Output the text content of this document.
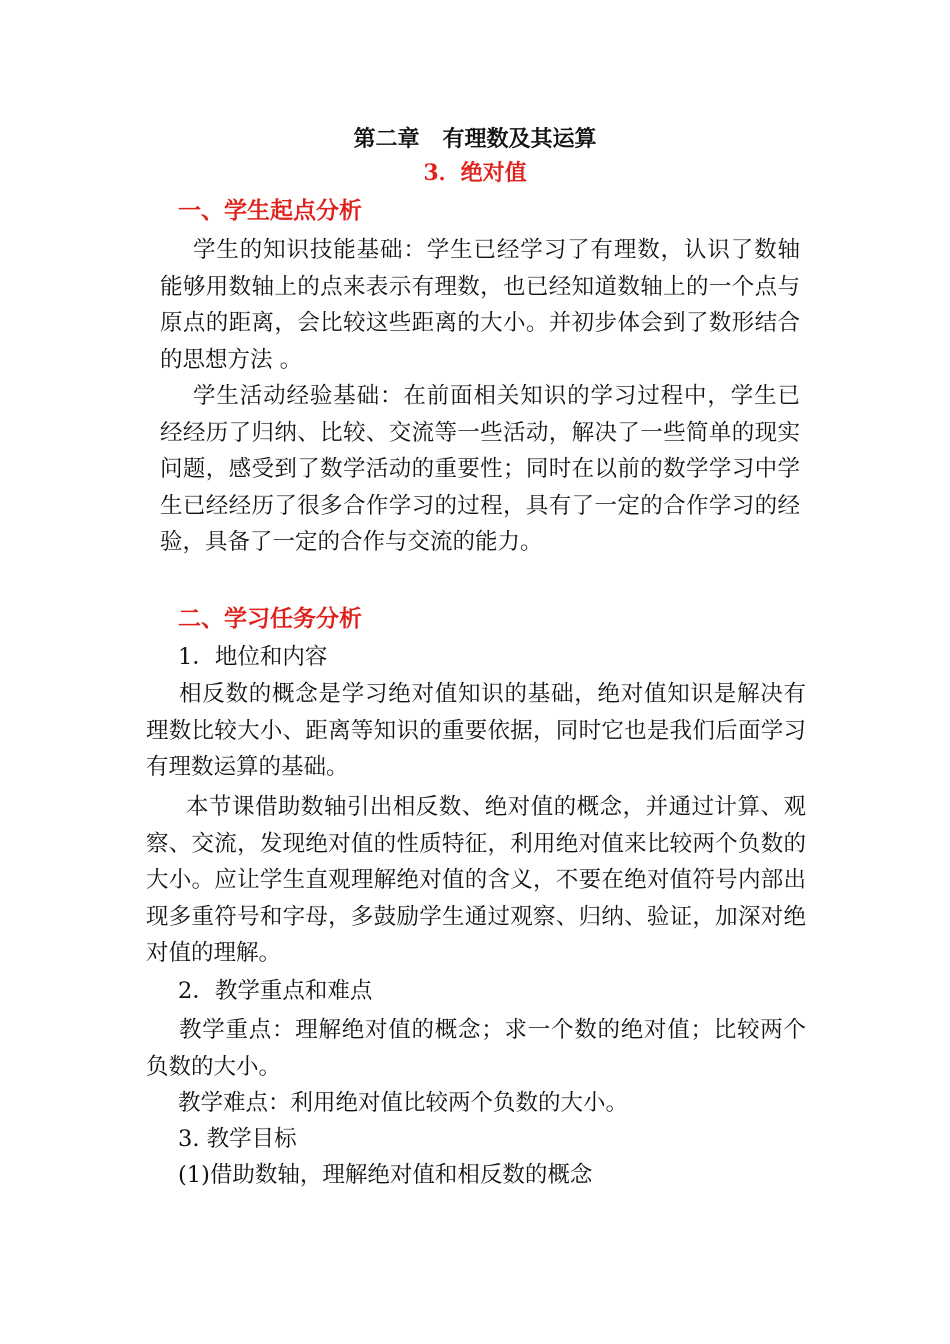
第二章   有理数及其运算
3．绝对值
一、学生起点分析
学生的知识技能基础：学生已经学习了有理数，认识了数轴能够用数轴上的点来表示有理数，也已经知道数轴上的一个点与原点的距离，会比较这些距离的大小。并初步体会到了数形结合的思想方法 。
学生活动经验基础：在前面相关知识的学习过程中，学生已经经历了归纳、比较、交流等一些活动，解决了一些简单的现实问题，感受到了数学活动的重要性；同时在以前的数学学习中学生已经经历了很多合作学习的过程，具有了一定的合作学习的经验，具备了一定的合作与交流的能力。
二、学习任务分析
1．地位和内容
相反数的概念是学习绝对值知识的基础，绝对值知识是解决有理数比较大小、距离等知识的重要依据，同时它也是我们后面学习有理数运算的基础。
本节课借助数轴引出相反数、绝对值的概念，并通过计算、观察、交流，发现绝对值的性质特征，利用绝对值来比较两个负数的大小。应让学生直观理解绝对值的含义，不要在绝对值符号内部出现多重符号和字母，多鼓励学生通过观察、归纳、验证，加深对绝对值的理解。
2．教学重点和难点
教学重点：理解绝对值的概念；求一个数的绝对值；比较两个负数的大小。
教学难点：利用绝对值比较两个负数的大小。
3. 教学目标
(1)借助数轴，理解绝对值和相反数的概念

> [Problem details]:
Write out each entry exactly as given, omitting any picture.

> [Expected answer]:
Output the text content of this document.
第二章   有理数及其运算
3．绝对值
一、学生起点分析
学生的知识技能基础：学生已经学习了有理数，认识了数轴能够用数轴上的点来表示有理数，也已经知道数轴上的一个点与原点的距离，会比较这些距离的大小。并初步体会到了数形结合的思想方法 。
学生活动经验基础：在前面相关知识的学习过程中，学生已经经历了归纳、比较、交流等一些活动，解决了一些简单的现实问题，感受到了数学活动的重要性；同时在以前的数学学习中学生已经经历了很多合作学习的过程，具有了一定的合作学习的经验，具备了一定的合作与交流的能力。
二、学习任务分析
1．地位和内容
相反数的概念是学习绝对值知识的基础，绝对值知识是解决有理数比较大小、距离等知识的重要依据，同时它也是我们后面学习有理数运算的基础。
本节课借助数轴引出相反数、绝对值的概念，并通过计算、观察、交流，发现绝对值的性质特征，利用绝对值来比较两个负数的大小。应让学生直观理解绝对值的含义，不要在绝对值符号内部出现多重符号和字母，多鼓励学生通过观察、归纳、验证，加深对绝对值的理解。
2．教学重点和难点
教学重点：理解绝对值的概念；求一个数的绝对值；比较两个负数的大小。
教学难点：利用绝对值比较两个负数的大小。
3. 教学目标
(1)借助数轴，理解绝对值和相反数的概念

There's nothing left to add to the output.